WHAT YOU ARE ASKED TO DO -
Pull out every line of the data that contains the word "Time".

RECORDED DATA -

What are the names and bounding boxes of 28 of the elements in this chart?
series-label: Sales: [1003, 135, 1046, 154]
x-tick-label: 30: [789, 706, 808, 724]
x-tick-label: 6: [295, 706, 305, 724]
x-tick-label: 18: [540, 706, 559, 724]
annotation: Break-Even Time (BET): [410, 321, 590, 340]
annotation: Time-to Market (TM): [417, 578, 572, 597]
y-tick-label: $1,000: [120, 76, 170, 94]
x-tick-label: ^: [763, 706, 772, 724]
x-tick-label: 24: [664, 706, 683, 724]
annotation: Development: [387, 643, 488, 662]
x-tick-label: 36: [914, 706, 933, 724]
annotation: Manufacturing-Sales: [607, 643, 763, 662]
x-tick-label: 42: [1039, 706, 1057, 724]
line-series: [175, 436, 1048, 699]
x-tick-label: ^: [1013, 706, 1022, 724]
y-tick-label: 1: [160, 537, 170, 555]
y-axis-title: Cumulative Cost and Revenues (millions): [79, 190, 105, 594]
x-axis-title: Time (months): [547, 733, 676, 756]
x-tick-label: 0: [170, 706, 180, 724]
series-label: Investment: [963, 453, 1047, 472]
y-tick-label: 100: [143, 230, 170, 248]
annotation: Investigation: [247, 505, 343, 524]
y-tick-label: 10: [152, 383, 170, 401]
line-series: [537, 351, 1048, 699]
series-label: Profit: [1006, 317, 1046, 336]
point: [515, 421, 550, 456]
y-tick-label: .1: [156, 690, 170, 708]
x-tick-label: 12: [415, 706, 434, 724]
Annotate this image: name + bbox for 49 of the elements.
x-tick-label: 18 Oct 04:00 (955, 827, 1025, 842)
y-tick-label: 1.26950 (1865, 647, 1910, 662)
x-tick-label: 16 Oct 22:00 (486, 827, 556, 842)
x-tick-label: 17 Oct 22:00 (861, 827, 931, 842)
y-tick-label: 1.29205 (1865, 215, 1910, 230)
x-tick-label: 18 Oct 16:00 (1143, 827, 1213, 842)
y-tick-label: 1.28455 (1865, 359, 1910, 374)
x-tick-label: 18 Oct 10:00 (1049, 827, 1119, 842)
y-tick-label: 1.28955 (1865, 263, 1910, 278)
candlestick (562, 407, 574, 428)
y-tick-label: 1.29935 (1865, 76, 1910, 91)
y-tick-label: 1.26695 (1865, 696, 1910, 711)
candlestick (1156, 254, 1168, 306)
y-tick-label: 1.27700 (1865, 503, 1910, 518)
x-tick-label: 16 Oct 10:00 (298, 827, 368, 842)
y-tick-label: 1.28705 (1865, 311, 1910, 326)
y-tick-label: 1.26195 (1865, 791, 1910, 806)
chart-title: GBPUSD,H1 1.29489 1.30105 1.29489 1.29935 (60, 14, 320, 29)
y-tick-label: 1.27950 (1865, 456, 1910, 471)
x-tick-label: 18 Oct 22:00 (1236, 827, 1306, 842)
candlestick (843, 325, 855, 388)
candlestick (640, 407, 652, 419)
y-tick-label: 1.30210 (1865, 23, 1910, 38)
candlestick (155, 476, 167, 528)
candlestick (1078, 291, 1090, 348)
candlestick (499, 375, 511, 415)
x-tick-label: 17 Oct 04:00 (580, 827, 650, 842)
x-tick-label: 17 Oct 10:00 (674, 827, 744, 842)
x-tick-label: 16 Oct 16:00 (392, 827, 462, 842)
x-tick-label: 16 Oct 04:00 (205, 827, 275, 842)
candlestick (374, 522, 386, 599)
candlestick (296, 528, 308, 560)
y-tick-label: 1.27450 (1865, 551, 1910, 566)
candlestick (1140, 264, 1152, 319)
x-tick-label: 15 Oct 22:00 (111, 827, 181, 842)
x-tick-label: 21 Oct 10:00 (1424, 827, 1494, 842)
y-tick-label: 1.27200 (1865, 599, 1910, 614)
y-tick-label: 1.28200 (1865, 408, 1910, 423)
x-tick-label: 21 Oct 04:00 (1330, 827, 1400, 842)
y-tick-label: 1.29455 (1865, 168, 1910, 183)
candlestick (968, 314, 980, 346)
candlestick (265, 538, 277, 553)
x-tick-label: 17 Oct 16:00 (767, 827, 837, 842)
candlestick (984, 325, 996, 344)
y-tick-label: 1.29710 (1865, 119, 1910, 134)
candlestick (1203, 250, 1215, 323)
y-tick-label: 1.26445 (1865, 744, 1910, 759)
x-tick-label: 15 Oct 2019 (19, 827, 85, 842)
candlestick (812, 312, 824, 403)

PROBLEM SOLUTION -
annotation: Break-Even Time (BET): [410, 321, 590, 340]
annotation: Time-to Market (TM): [417, 578, 572, 597]
x-axis-title: Time (months): [547, 733, 676, 756]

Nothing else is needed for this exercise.